**Exercise goal:** Output every line exactly as written. Leave out pictures.

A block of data
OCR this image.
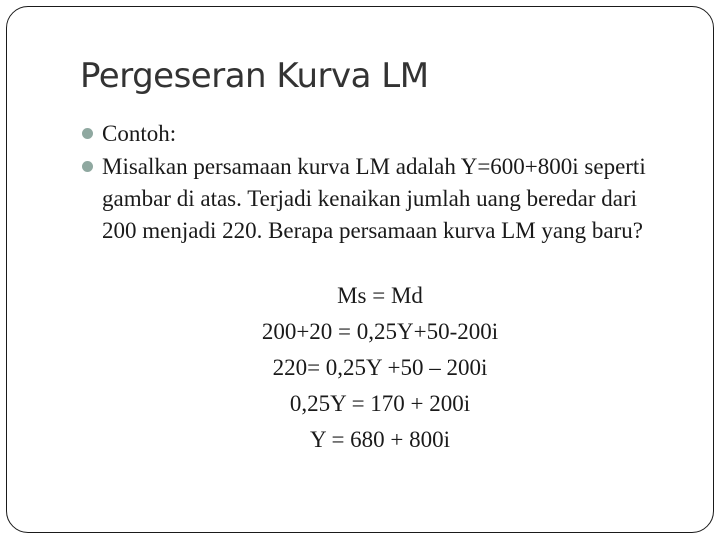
Pergeseran Kurva LM
Contoh:
Misalkan persamaan kurva LM adalah Y=600+800i seperti gambar di atas. Terjadi kenaikan jumlah uang beredar dari 200 menjadi 220. Berapa persamaan kurva LM yang baru?
Ms = Md
200+20 = 0,25Y+50-200i
220= 0,25Y +50 – 200i
0,25Y = 170 + 200i
Y = 680 + 800i
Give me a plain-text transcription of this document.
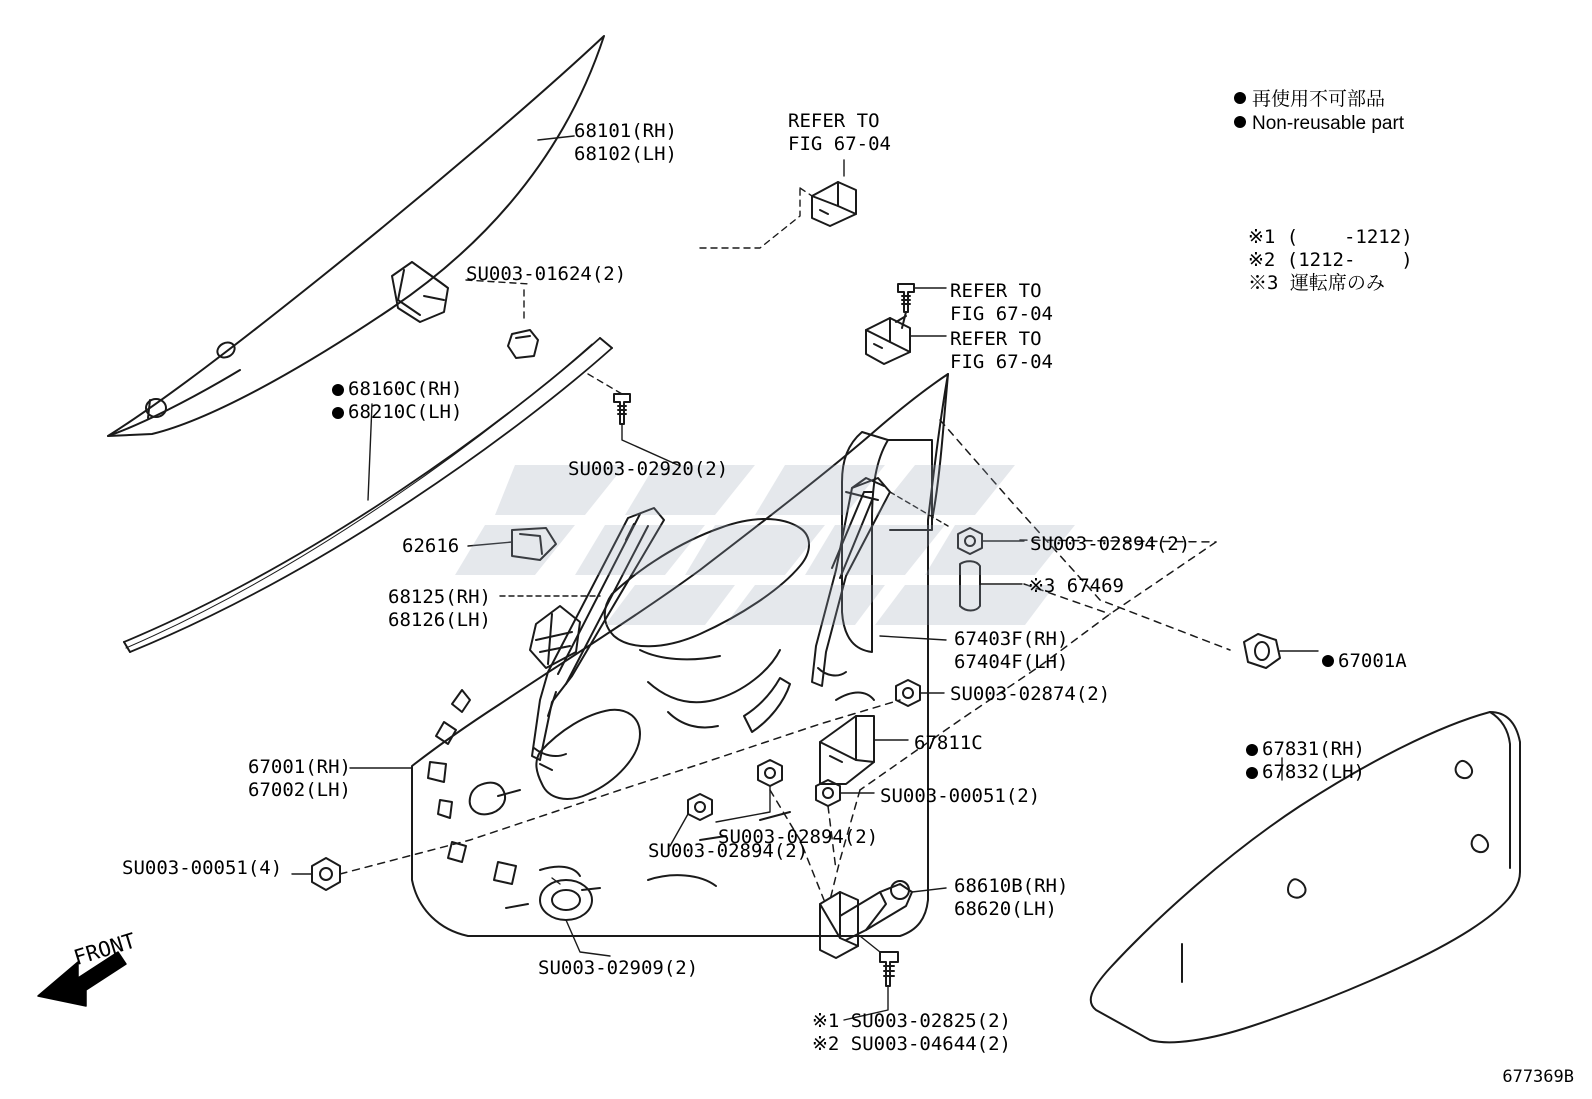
68101(RH)
68102(LH)
REFER TO
FIG 67-04
SU003-01624(2)
REFER TO
FIG 67-04
REFER TO
FIG 67-04
68160C(RH)
68210C(LH)
SU003-02920(2)
62616
68125(RH)
68126(LH)
SU003-02894(2)
※3 67469
67403F(RH)
67404F(LH)	67001A
SU003-02874(2)
67831(RH)
67832(LH)
67811C
67001(RH)
67002(LH)	SU003-00051(2)
SU003-02894(2)
SU003-02894(2)
SU003-00051(4)
68610B(RH)
68620(LH)
SU003-02909(2)
※1 SU003-02825(2)
※2 SU003-04644(2)
再使用不可部品
Non-reusable part
※1 (    -1212)
※2 (1212-    )
※3 運転席のみ
FRONT
677369B
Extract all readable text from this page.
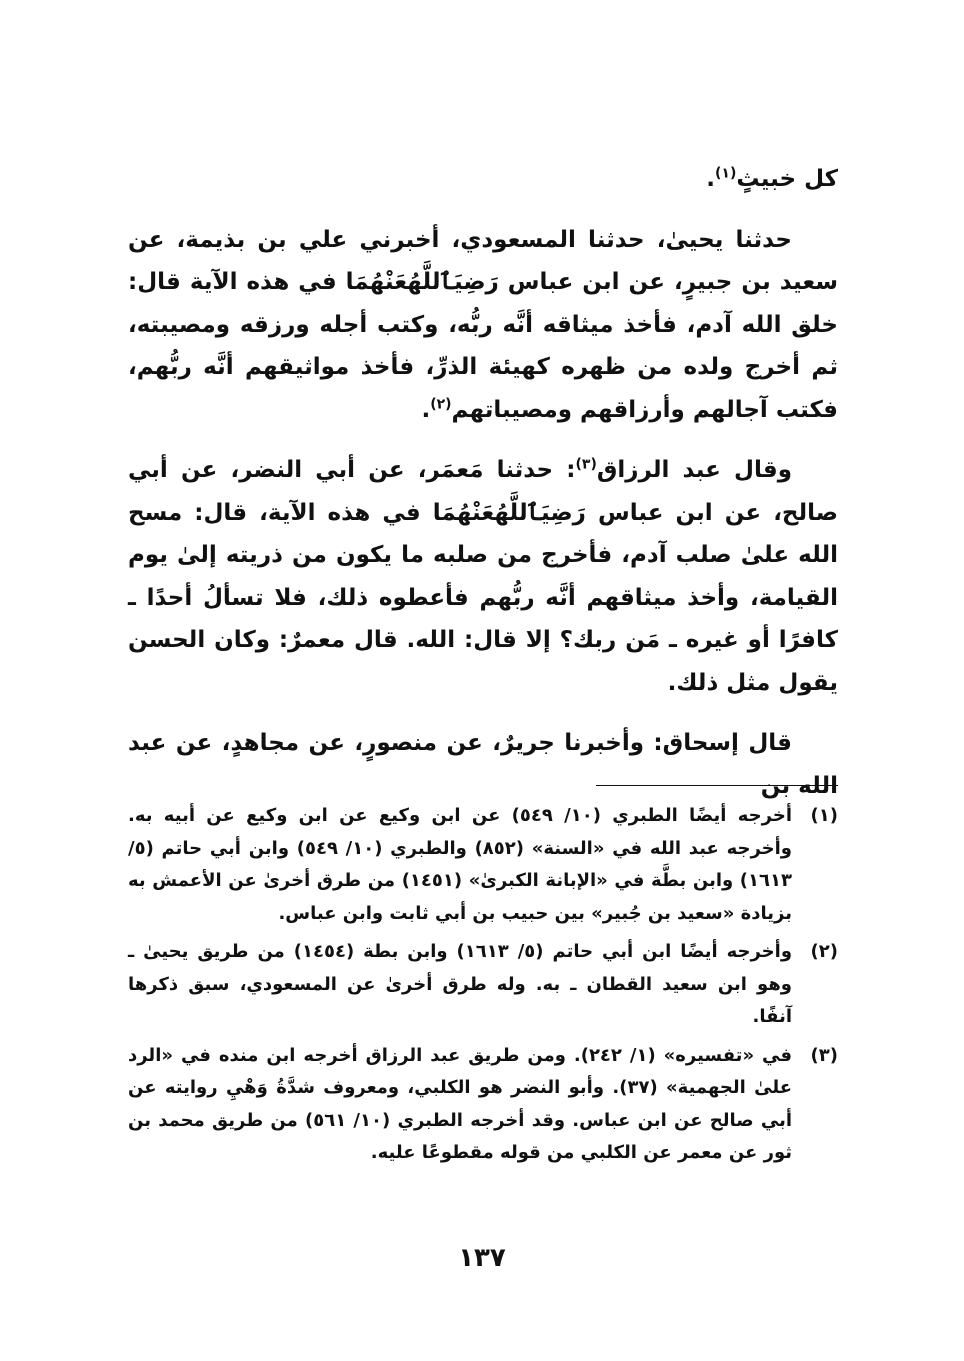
كل خبيثٍ$^{(١)}$.

حدثنا يحيىٰ، حدثنا المسعودي، أخبرني علي بن بذيمة، عن سعيد بن جبيرٍ، عن ابن عباس رَضِيَٱللَّهُعَنْهُمَا في هذه الآية قال: خلق الله آدم، فأخذ ميثاقه أنَّه ربُّه، وكتب أجله ورزقه ومصيبته، ثم أخرج ولده من ظهره كهيئة الذرِّ، فأخذ مواثيقهم أنَّه ربُّهم، فكتب آجالهم وأرزاقهم ومصيباتهم$^{(٢)}$.

وقال عبد الرزاق$^{(٣)}$: حدثنا مَعمَر، عن أبي النضر، عن أبي صالح، عن ابن عباس رَضِيَٱللَّهُعَنْهُمَا في هذه الآية، قال: مسح الله علىٰ صلب آدم، فأخرج من صلبه ما يكون من ذريته إلىٰ يوم القيامة، وأخذ ميثاقهم أنَّه ربُّهم فأعطوه ذلك، فلا تسألُ أحدًا ـ كافرًا أو غيره ـ مَن ربك؟ إلا قال: الله. قال معمرٌ: وكان الحسن يقول مثل ذلك.

قال إسحاق: وأخبرنا جريرٌ، عن منصورٍ، عن مجاهدٍ، عن عبد الله بن

(١)
أخرجه أيضًا الطبري (١٠/ ٥٤٩) عن ابن وكيع عن ابن وكيع عن أبيه به. وأخرجه عبد الله في «السنة» (٨٥٢) والطبري (١٠/ ٥٤٩) وابن أبي حاتم (٥/ ١٦١٣) وابن بطَّة في «الإبانة الكبرىٰ» (١٤٥١) من طرق أخرىٰ عن الأعمش به بزيادة «سعيد بن جُبير» بين حبيب بن أبي ثابت وابن عباس.
(٢)
وأخرجه أيضًا ابن أبي حاتم (٥/ ١٦١٣) وابن بطة (١٤٥٤) من طريق يحيىٰ ـ وهو ابن سعيد القطان ـ به. وله طرق أخرىٰ عن المسعودي، سبق ذكرها آنفًا.
(٣)
في «تفسيره» (١/ ٢٤٢). ومن طريق عبد الرزاق أخرجه ابن منده في «الرد علىٰ الجهمية» (٣٧). وأبو النضر هو الكلبي، ومعروف شدَّةُ وَهْيِ روايته عن أبي صالح عن ابن عباس. وقد أخرجه الطبري (١٠/ ٥٦١) من طريق محمد بن ثور عن معمر عن الكلبي من قوله مقطوعًا عليه.
١٣٧
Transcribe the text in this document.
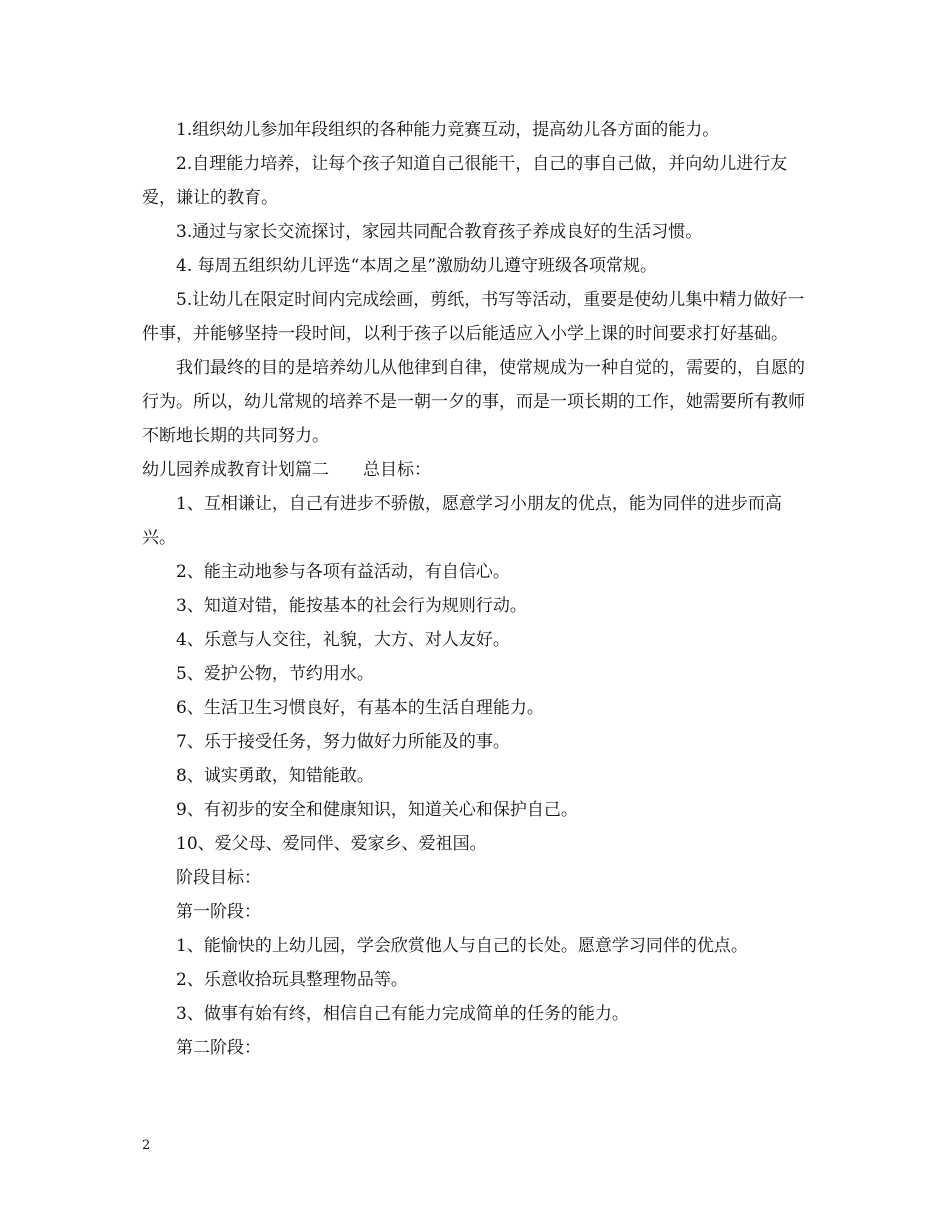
1.组织幼儿参加年段组织的各种能力竞赛互动，提高幼儿各方面的能力。

2.自理能力培养，让每个孩子知道自己很能干，自己的事自己做，并向幼儿进行友爱，谦让的教育。

3.通过与家长交流探讨，家园共同配合教育孩子养成良好的生活习惯。

4. 每周五组织幼儿评选“本周之星”激励幼儿遵守班级各项常规。

5.让幼儿在限定时间内完成绘画，剪纸，书写等活动，重要是使幼儿集中精力做好一件事，并能够坚持一段时间，以利于孩子以后能适应入小学上课的时间要求打好基础。

我们最终的目的是培养幼儿从他律到自律，使常规成为一种自觉的，需要的，自愿的行为。所以，幼儿常规的培养不是一朝一夕的事，而是一项长期的工作，她需要所有教师不断地长期的共同努力。

幼儿园养成教育计划篇二　　总目标：

1、互相谦让，自己有进步不骄傲，愿意学习小朋友的优点，能为同伴的进步而高兴。

2、能主动地参与各项有益活动，有自信心。

3、知道对错，能按基本的社会行为规则行动。

4、乐意与人交往，礼貌，大方、对人友好。

5、爱护公物，节约用水。

6、生活卫生习惯良好，有基本的生活自理能力。

7、乐于接受任务，努力做好力所能及的事。

8、诚实勇敢，知错能敢。

9、有初步的安全和健康知识，知道关心和保护自己。

10、爱父母、爱同伴、爱家乡、爱祖国。

阶段目标：

第一阶段：

1、能愉快的上幼儿园，学会欣赏他人与自己的长处。愿意学习同伴的优点。

2、乐意收拾玩具整理物品等。

3、做事有始有终，相信自己有能力完成简单的任务的能力。

第二阶段：

2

**Written answer:**
OCR this image.
Pergeseran Kurva LM
Contoh:
Misalkan persamaan kurva LM adalah Y=600+800i seperti gambar di atas. Terjadi kenaikan jumlah uang beredar dari 200 menjadi 220. Berapa persamaan kurva LM yang baru?
Ms = Md
200+20 = 0,25Y+50-200i
220= 0,25Y +50 – 200i
0,25Y = 170 + 200i
Y = 680 + 800i
Give me a plain-text transcription of this document.
68101(RH)
68102(LH)
REFER TO
FIG 67-04
SU003-01624(2)
REFER TO
FIG 67-04
REFER TO
FIG 67-04
68160C(RH)
68210C(LH)
SU003-02920(2)
62616
68125(RH)
68126(LH)
SU003-02894(2)
※3 67469
67403F(RH)
67404F(LH)	67001A
SU003-02874(2)
67831(RH)
67832(LH)
67811C
67001(RH)
67002(LH)	SU003-00051(2)
SU003-02894(2)
SU003-02894(2)
SU003-00051(4)
68610B(RH)
68620(LH)
SU003-02909(2)
※1 SU003-02825(2)
※2 SU003-04644(2)
再使用不可部品
Non-reusable part
※1 (    -1212)
※2 (1212-    )
※3 運転席のみ
FRONT
677369B
Extract all readable text from this page.
كل خبيثٍ$^{(١)}$.

حدثنا يحيىٰ، حدثنا المسعودي، أخبرني علي بن بذيمة، عن سعيد بن جبيرٍ، عن ابن عباس رَضِيَٱللَّهُعَنْهُمَا في هذه الآية قال: خلق الله آدم، فأخذ ميثاقه أنَّه ربُّه، وكتب أجله ورزقه ومصيبته، ثم أخرج ولده من ظهره كهيئة الذرِّ، فأخذ مواثيقهم أنَّه ربُّهم، فكتب آجالهم وأرزاقهم ومصيباتهم$^{(٢)}$.

وقال عبد الرزاق$^{(٣)}$: حدثنا مَعمَر، عن أبي النضر، عن أبي صالح، عن ابن عباس رَضِيَٱللَّهُعَنْهُمَا في هذه الآية، قال: مسح الله علىٰ صلب آدم، فأخرج من صلبه ما يكون من ذريته إلىٰ يوم القيامة، وأخذ ميثاقهم أنَّه ربُّهم فأعطوه ذلك، فلا تسألُ أحدًا ـ كافرًا أو غيره ـ مَن ربك؟ إلا قال: الله. قال معمرٌ: وكان الحسن يقول مثل ذلك.

قال إسحاق: وأخبرنا جريرٌ، عن منصورٍ، عن مجاهدٍ، عن عبد الله بن

(١)
أخرجه أيضًا الطبري (١٠/ ٥٤٩) عن ابن وكيع عن ابن وكيع عن أبيه به. وأخرجه عبد الله في «السنة» (٨٥٢) والطبري (١٠/ ٥٤٩) وابن أبي حاتم (٥/ ١٦١٣) وابن بطَّة في «الإبانة الكبرىٰ» (١٤٥١) من طرق أخرىٰ عن الأعمش به بزيادة «سعيد بن جُبير» بين حبيب بن أبي ثابت وابن عباس.
(٢)
وأخرجه أيضًا ابن أبي حاتم (٥/ ١٦١٣) وابن بطة (١٤٥٤) من طريق يحيىٰ ـ وهو ابن سعيد القطان ـ به. وله طرق أخرىٰ عن المسعودي، سبق ذكرها آنفًا.
(٣)
في «تفسيره» (١/ ٢٤٢). ومن طريق عبد الرزاق أخرجه ابن منده في «الرد علىٰ الجهمية» (٣٧). وأبو النضر هو الكلبي، ومعروف شدَّةُ وَهْيِ روايته عن أبي صالح عن ابن عباس. وقد أخرجه الطبري (١٠/ ٥٦١) من طريق محمد بن ثور عن معمر عن الكلبي من قوله مقطوعًا عليه.
١٣٧
Transcribe the text in this document.
1.组织幼儿参加年段组织的各种能力竞赛互动，提高幼儿各方面的能力。

2.自理能力培养，让每个孩子知道自己很能干，自己的事自己做，并向幼儿进行友爱，谦让的教育。

3.通过与家长交流探讨，家园共同配合教育孩子养成良好的生活习惯。

4. 每周五组织幼儿评选“本周之星”激励幼儿遵守班级各项常规。

5.让幼儿在限定时间内完成绘画，剪纸，书写等活动，重要是使幼儿集中精力做好一件事，并能够坚持一段时间，以利于孩子以后能适应入小学上课的时间要求打好基础。

我们最终的目的是培养幼儿从他律到自律，使常规成为一种自觉的，需要的，自愿的行为。所以，幼儿常规的培养不是一朝一夕的事，而是一项长期的工作，她需要所有教师不断地长期的共同努力。

幼儿园养成教育计划篇二　　总目标：

1、互相谦让，自己有进步不骄傲，愿意学习小朋友的优点，能为同伴的进步而高兴。

2、能主动地参与各项有益活动，有自信心。

3、知道对错，能按基本的社会行为规则行动。

4、乐意与人交往，礼貌，大方、对人友好。

5、爱护公物，节约用水。

6、生活卫生习惯良好，有基本的生活自理能力。

7、乐于接受任务，努力做好力所能及的事。

8、诚实勇敢，知错能敢。

9、有初步的安全和健康知识，知道关心和保护自己。

10、爱父母、爱同伴、爱家乡、爱祖国。

阶段目标：

第一阶段：

1、能愉快的上幼儿园，学会欣赏他人与自己的长处。愿意学习同伴的优点。

2、乐意收拾玩具整理物品等。

3、做事有始有终，相信自己有能力完成简单的任务的能力。

第二阶段：

2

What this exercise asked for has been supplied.